* Your objective
Reproduce the records. Keep every word exact and include no images.

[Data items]
--------------------
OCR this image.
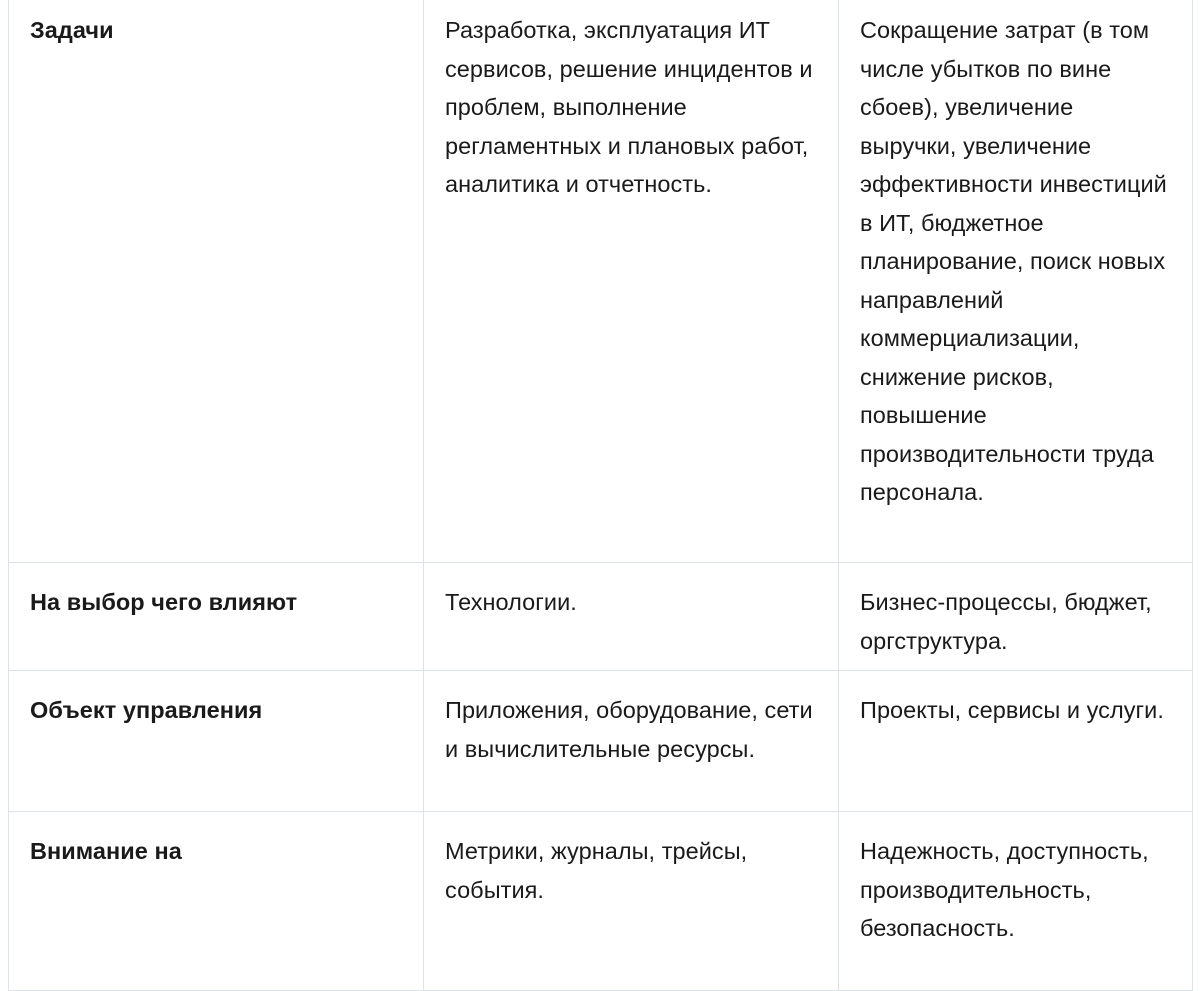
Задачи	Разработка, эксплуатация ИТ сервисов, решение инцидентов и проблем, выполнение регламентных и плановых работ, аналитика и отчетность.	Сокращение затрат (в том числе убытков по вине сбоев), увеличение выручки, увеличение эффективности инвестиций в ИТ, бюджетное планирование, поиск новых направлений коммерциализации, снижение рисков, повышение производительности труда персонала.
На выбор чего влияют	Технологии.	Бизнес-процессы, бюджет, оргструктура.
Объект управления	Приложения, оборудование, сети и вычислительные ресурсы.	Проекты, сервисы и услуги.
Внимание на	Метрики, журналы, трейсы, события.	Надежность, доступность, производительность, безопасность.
--------------------
* Result of this task
OCR this image.
Задачи	Разработка, эксплуатация ИТ сервисов, решение инцидентов и проблем, выполнение регламентных и плановых работ, аналитика и отчетность.	Сокращение затрат (в том числе убытков по вине сбоев), увеличение выручки, увеличение эффективности инвестиций в ИТ, бюджетное планирование, поиск новых направлений коммерциализации, снижение рисков, повышение производительности труда персонала.
На выбор чего влияют	Технологии.	Бизнес-процессы, бюджет, оргструктура.
Объект управления	Приложения, оборудование, сети и вычислительные ресурсы.	Проекты, сервисы и услуги.
Внимание на	Метрики, журналы, трейсы, события.	Надежность, доступность, производительность, безопасность.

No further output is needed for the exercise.